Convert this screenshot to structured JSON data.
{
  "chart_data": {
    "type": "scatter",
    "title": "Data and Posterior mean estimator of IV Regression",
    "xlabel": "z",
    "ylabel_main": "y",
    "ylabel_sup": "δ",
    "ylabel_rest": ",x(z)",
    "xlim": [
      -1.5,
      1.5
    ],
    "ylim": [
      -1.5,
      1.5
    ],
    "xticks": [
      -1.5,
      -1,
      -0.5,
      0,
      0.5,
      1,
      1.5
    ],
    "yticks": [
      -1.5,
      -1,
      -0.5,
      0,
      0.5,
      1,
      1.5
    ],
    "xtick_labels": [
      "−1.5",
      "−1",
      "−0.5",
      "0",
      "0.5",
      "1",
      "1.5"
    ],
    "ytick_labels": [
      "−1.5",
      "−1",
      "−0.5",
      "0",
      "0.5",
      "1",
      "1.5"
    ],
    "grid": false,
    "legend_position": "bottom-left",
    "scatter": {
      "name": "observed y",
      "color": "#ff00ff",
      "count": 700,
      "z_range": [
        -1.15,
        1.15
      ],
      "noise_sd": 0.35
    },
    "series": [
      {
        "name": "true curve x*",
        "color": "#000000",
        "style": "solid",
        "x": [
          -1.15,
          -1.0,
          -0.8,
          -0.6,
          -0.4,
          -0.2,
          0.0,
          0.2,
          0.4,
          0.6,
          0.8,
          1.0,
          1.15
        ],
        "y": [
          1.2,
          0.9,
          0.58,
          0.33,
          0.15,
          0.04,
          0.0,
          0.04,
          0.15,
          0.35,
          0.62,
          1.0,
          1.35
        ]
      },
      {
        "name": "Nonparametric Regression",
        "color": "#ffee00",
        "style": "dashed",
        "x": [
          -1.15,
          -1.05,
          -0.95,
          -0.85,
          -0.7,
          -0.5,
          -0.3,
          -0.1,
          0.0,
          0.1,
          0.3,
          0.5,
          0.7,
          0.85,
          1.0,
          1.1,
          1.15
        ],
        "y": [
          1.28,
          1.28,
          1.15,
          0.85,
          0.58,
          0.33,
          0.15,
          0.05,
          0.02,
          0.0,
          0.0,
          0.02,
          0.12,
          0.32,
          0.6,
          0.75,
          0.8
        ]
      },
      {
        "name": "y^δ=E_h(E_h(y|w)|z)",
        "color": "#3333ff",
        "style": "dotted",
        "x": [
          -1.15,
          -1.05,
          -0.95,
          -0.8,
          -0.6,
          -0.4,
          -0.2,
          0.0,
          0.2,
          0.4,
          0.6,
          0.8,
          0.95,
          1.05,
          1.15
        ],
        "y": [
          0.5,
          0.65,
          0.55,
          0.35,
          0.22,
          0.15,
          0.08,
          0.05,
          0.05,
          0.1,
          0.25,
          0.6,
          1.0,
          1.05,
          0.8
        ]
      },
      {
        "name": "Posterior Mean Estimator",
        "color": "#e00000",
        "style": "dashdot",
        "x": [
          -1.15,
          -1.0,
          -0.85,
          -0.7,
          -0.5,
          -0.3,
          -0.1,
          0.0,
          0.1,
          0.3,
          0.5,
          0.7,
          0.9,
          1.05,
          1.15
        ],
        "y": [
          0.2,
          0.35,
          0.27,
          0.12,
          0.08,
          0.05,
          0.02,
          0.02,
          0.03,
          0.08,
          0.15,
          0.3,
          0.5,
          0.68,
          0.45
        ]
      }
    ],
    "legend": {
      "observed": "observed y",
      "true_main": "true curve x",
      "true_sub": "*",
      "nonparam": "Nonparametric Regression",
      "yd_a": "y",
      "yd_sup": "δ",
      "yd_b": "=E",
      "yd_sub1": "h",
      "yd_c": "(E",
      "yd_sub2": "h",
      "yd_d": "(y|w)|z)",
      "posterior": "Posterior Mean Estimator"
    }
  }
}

__Stated problem__. Using the data above, reproduce every line exactly.

__Task output__.
Convert this screenshot to structured JSON data.
{
  "chart_data": {
    "type": "scatter",
    "title": "Data and Posterior mean estimator of IV Regression",
    "xlabel": "z",
    "ylabel_main": "y",
    "ylabel_sup": "δ",
    "ylabel_rest": ",x(z)",
    "xlim": [
      -1.5,
      1.5
    ],
    "ylim": [
      -1.5,
      1.5
    ],
    "xticks": [
      -1.5,
      -1,
      -0.5,
      0,
      0.5,
      1,
      1.5
    ],
    "yticks": [
      -1.5,
      -1,
      -0.5,
      0,
      0.5,
      1,
      1.5
    ],
    "xtick_labels": [
      "−1.5",
      "−1",
      "−0.5",
      "0",
      "0.5",
      "1",
      "1.5"
    ],
    "ytick_labels": [
      "−1.5",
      "−1",
      "−0.5",
      "0",
      "0.5",
      "1",
      "1.5"
    ],
    "grid": false,
    "legend_position": "bottom-left",
    "scatter": {
      "name": "observed y",
      "color": "#ff00ff",
      "count": 700,
      "z_range": [
        -1.15,
        1.15
      ],
      "noise_sd": 0.35
    },
    "series": [
      {
        "name": "true curve x*",
        "color": "#000000",
        "style": "solid",
        "x": [
          -1.15,
          -1.0,
          -0.8,
          -0.6,
          -0.4,
          -0.2,
          0.0,
          0.2,
          0.4,
          0.6,
          0.8,
          1.0,
          1.15
        ],
        "y": [
          1.2,
          0.9,
          0.58,
          0.33,
          0.15,
          0.04,
          0.0,
          0.04,
          0.15,
          0.35,
          0.62,
          1.0,
          1.35
        ]
      },
      {
        "name": "Nonparametric Regression",
        "color": "#ffee00",
        "style": "dashed",
        "x": [
          -1.15,
          -1.05,
          -0.95,
          -0.85,
          -0.7,
          -0.5,
          -0.3,
          -0.1,
          0.0,
          0.1,
          0.3,
          0.5,
          0.7,
          0.85,
          1.0,
          1.1,
          1.15
        ],
        "y": [
          1.28,
          1.28,
          1.15,
          0.85,
          0.58,
          0.33,
          0.15,
          0.05,
          0.02,
          0.0,
          0.0,
          0.02,
          0.12,
          0.32,
          0.6,
          0.75,
          0.8
        ]
      },
      {
        "name": "y^δ=E_h(E_h(y|w)|z)",
        "color": "#3333ff",
        "style": "dotted",
        "x": [
          -1.15,
          -1.05,
          -0.95,
          -0.8,
          -0.6,
          -0.4,
          -0.2,
          0.0,
          0.2,
          0.4,
          0.6,
          0.8,
          0.95,
          1.05,
          1.15
        ],
        "y": [
          0.5,
          0.65,
          0.55,
          0.35,
          0.22,
          0.15,
          0.08,
          0.05,
          0.05,
          0.1,
          0.25,
          0.6,
          1.0,
          1.05,
          0.8
        ]
      },
      {
        "name": "Posterior Mean Estimator",
        "color": "#e00000",
        "style": "dashdot",
        "x": [
          -1.15,
          -1.0,
          -0.85,
          -0.7,
          -0.5,
          -0.3,
          -0.1,
          0.0,
          0.1,
          0.3,
          0.5,
          0.7,
          0.9,
          1.05,
          1.15
        ],
        "y": [
          0.2,
          0.35,
          0.27,
          0.12,
          0.08,
          0.05,
          0.02,
          0.02,
          0.03,
          0.08,
          0.15,
          0.3,
          0.5,
          0.68,
          0.45
        ]
      }
    ],
    "legend": {
      "observed": "observed y",
      "true_main": "true curve x",
      "true_sub": "*",
      "nonparam": "Nonparametric Regression",
      "yd_a": "y",
      "yd_sup": "δ",
      "yd_b": "=E",
      "yd_sub1": "h",
      "yd_c": "(E",
      "yd_sub2": "h",
      "yd_d": "(y|w)|z)",
      "posterior": "Posterior Mean Estimator"
    }
  }
}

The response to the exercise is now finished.